# Teks yang Ditampilkan
↓↓↓
Dalam dakwaan kedua, Buni didakwa menyebarkan informasi yang ditujukan untuk
menimbulkan kebencian atau permusuhan individu dan atau kelompok masyarakat
tertentu berdasarkan suku, agama, ras, dan antargolongan (SARA)
"Jadi saya tidak mengerti dan bisa diperiksa di berkas
pemeriksaan bahwa saya belum pernah diperiksa untuk pasal 32 makanya saya
mengatakan saya tidak mengerti," katanya.
Di tempat yang sama, Ketua tim Pengacara Buni Yani, Aldwin
Rahadian menilai, dakwaan pertama yang disampaikan jaksa dalam persidangan
tidak berdasar. Sebab dalam data forensik Mabes Polri menyatakan bahwa video
tidak diutak atik.
"Di dakwaan tadi ditulis bahwa Pak Buni Yani mengubah
mengedit video pasal 32, itu bohong, tidak berdasar. Atas proses penyidikan
forensik Mabes Polri sudah menyatakan video tidak diutak atik. Pak Buni tidak
pernah mengubah video dan hanya meng-upload ulang video itu," katanya.
↑↑↑
# Instruksi Tugas
Salin tanpa perubahan bagian teks tentang dakwaan terhadap Buni Yani di atas, dari "Dalam dakwaan kedua, Buni" sampai "dan antargolongan (SARA)".

# Blok Data
↓↓↓
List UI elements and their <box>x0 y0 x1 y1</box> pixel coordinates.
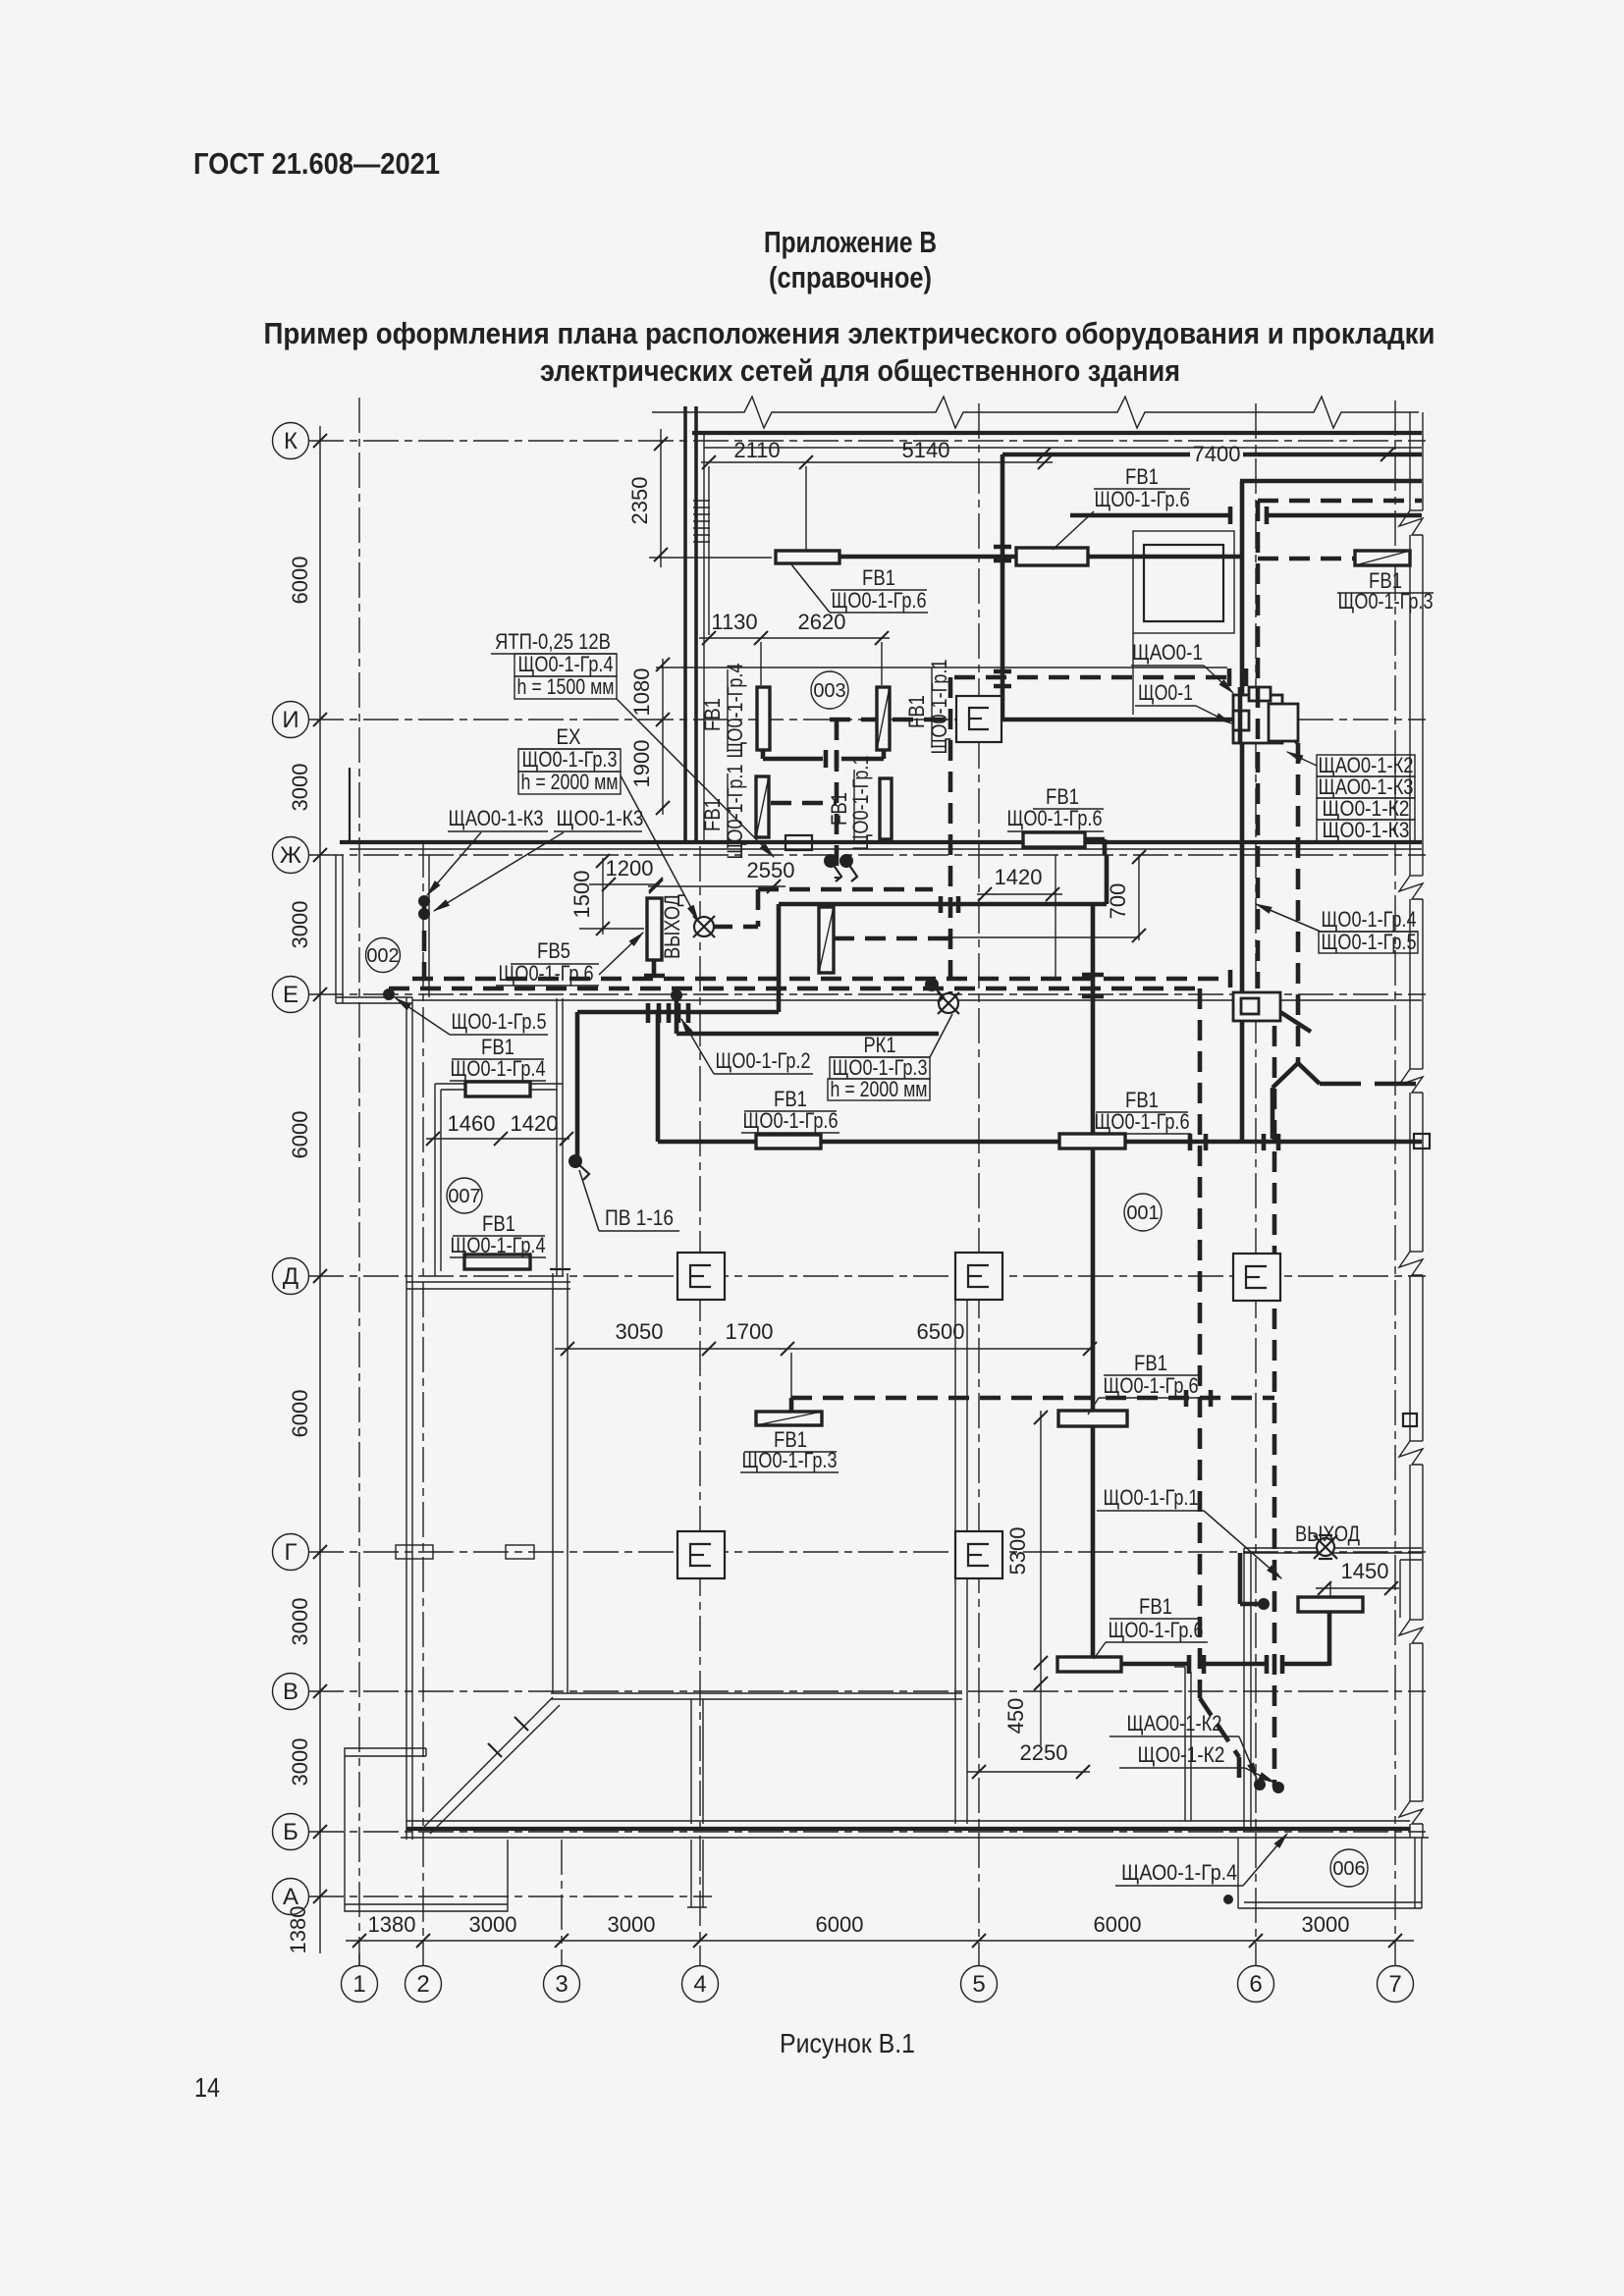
↑↑↑
# Penyelesaian Lengkap
Dalam dakwaan kedua, Buni didakwa menyebarkan informasi yang ditujukan untuk
menimbulkan kebencian atau permusuhan individu dan atau kelompok masyarakat
tertentu berdasarkan suku, agama, ras, dan antargolongan (SARA)